>> Begin

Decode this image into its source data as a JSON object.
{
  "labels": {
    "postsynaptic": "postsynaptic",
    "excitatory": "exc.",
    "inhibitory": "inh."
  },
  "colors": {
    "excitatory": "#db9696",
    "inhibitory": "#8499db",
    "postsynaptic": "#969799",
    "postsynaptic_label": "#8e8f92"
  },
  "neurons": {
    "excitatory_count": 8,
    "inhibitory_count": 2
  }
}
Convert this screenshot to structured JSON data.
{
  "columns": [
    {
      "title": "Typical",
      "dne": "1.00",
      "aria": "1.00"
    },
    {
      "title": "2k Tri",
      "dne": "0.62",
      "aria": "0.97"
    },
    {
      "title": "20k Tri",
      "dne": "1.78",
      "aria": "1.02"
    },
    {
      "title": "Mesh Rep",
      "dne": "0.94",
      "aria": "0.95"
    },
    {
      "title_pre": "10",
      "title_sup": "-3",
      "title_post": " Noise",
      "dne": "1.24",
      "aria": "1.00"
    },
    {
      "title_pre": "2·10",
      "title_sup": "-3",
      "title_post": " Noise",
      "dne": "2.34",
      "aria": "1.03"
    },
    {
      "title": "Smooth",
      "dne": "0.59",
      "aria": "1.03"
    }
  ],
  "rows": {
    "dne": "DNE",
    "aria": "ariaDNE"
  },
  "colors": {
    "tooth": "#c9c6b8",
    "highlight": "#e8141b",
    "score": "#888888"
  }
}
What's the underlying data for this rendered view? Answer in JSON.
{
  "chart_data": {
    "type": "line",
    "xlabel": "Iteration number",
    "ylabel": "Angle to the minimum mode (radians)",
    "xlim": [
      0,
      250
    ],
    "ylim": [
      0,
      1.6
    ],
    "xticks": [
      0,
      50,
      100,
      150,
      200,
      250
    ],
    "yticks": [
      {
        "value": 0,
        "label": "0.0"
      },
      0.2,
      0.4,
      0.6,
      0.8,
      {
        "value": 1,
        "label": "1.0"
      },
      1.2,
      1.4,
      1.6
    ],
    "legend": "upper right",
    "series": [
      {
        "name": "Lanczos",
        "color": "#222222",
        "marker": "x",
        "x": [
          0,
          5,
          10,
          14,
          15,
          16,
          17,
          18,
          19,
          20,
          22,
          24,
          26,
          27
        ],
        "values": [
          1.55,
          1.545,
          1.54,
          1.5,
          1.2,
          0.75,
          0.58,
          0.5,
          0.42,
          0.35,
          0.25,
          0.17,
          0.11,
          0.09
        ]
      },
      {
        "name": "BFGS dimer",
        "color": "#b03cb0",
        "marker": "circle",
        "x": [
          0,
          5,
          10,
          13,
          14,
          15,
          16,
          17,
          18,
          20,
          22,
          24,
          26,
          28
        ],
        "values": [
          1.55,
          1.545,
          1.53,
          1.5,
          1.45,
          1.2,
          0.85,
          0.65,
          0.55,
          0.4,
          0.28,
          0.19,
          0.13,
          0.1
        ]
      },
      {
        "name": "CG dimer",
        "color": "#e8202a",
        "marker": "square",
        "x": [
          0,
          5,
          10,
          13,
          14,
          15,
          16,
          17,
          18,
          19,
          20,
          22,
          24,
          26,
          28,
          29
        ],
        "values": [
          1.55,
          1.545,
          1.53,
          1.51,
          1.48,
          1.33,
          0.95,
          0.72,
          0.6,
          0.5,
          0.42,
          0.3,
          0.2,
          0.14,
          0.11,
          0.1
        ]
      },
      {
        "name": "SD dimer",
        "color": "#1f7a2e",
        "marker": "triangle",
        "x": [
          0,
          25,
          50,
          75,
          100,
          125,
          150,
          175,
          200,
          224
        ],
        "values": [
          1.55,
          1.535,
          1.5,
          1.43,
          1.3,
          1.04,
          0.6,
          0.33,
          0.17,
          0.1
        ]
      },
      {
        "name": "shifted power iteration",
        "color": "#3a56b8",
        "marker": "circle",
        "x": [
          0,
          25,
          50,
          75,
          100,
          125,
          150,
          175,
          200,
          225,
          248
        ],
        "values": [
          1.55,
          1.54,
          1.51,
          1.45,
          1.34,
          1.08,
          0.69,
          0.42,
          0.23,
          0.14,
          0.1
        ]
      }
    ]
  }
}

>> End

* **Do this**
Print every record exactly as it was given.

* **Worked answer**
Decode this image into its source data as a JSON object.
{
  "labels": {
    "postsynaptic": "postsynaptic",
    "excitatory": "exc.",
    "inhibitory": "inh."
  },
  "colors": {
    "excitatory": "#db9696",
    "inhibitory": "#8499db",
    "postsynaptic": "#969799",
    "postsynaptic_label": "#8e8f92"
  },
  "neurons": {
    "excitatory_count": 8,
    "inhibitory_count": 2
  }
}
Convert this screenshot to structured JSON data.
{
  "columns": [
    {
      "title": "Typical",
      "dne": "1.00",
      "aria": "1.00"
    },
    {
      "title": "2k Tri",
      "dne": "0.62",
      "aria": "0.97"
    },
    {
      "title": "20k Tri",
      "dne": "1.78",
      "aria": "1.02"
    },
    {
      "title": "Mesh Rep",
      "dne": "0.94",
      "aria": "0.95"
    },
    {
      "title_pre": "10",
      "title_sup": "-3",
      "title_post": " Noise",
      "dne": "1.24",
      "aria": "1.00"
    },
    {
      "title_pre": "2·10",
      "title_sup": "-3",
      "title_post": " Noise",
      "dne": "2.34",
      "aria": "1.03"
    },
    {
      "title": "Smooth",
      "dne": "0.59",
      "aria": "1.03"
    }
  ],
  "rows": {
    "dne": "DNE",
    "aria": "ariaDNE"
  },
  "colors": {
    "tooth": "#c9c6b8",
    "highlight": "#e8141b",
    "score": "#888888"
  }
}
What's the underlying data for this rendered view? Answer in JSON.
{
  "chart_data": {
    "type": "line",
    "xlabel": "Iteration number",
    "ylabel": "Angle to the minimum mode (radians)",
    "xlim": [
      0,
      250
    ],
    "ylim": [
      0,
      1.6
    ],
    "xticks": [
      0,
      50,
      100,
      150,
      200,
      250
    ],
    "yticks": [
      {
        "value": 0,
        "label": "0.0"
      },
      0.2,
      0.4,
      0.6,
      0.8,
      {
        "value": 1,
        "label": "1.0"
      },
      1.2,
      1.4,
      1.6
    ],
    "legend": "upper right",
    "series": [
      {
        "name": "Lanczos",
        "color": "#222222",
        "marker": "x",
        "x": [
          0,
          5,
          10,
          14,
          15,
          16,
          17,
          18,
          19,
          20,
          22,
          24,
          26,
          27
        ],
        "values": [
          1.55,
          1.545,
          1.54,
          1.5,
          1.2,
          0.75,
          0.58,
          0.5,
          0.42,
          0.35,
          0.25,
          0.17,
          0.11,
          0.09
        ]
      },
      {
        "name": "BFGS dimer",
        "color": "#b03cb0",
        "marker": "circle",
        "x": [
          0,
          5,
          10,
          13,
          14,
          15,
          16,
          17,
          18,
          20,
          22,
          24,
          26,
          28
        ],
        "values": [
          1.55,
          1.545,
          1.53,
          1.5,
          1.45,
          1.2,
          0.85,
          0.65,
          0.55,
          0.4,
          0.28,
          0.19,
          0.13,
          0.1
        ]
      },
      {
        "name": "CG dimer",
        "color": "#e8202a",
        "marker": "square",
        "x": [
          0,
          5,
          10,
          13,
          14,
          15,
          16,
          17,
          18,
          19,
          20,
          22,
          24,
          26,
          28,
          29
        ],
        "values": [
          1.55,
          1.545,
          1.53,
          1.51,
          1.48,
          1.33,
          0.95,
          0.72,
          0.6,
          0.5,
          0.42,
          0.3,
          0.2,
          0.14,
          0.11,
          0.1
        ]
      },
      {
        "name": "SD dimer",
        "color": "#1f7a2e",
        "marker": "triangle",
        "x": [
          0,
          25,
          50,
          75,
          100,
          125,
          150,
          175,
          200,
          224
        ],
        "values": [
          1.55,
          1.535,
          1.5,
          1.43,
          1.3,
          1.04,
          0.6,
          0.33,
          0.17,
          0.1
        ]
      },
      {
        "name": "shifted power iteration",
        "color": "#3a56b8",
        "marker": "circle",
        "x": [
          0,
          25,
          50,
          75,
          100,
          125,
          150,
          175,
          200,
          225,
          248
        ],
        "values": [
          1.55,
          1.54,
          1.51,
          1.45,
          1.34,
          1.08,
          0.69,
          0.42,
          0.23,
          0.14,
          0.1
        ]
      }
    ]
  }
}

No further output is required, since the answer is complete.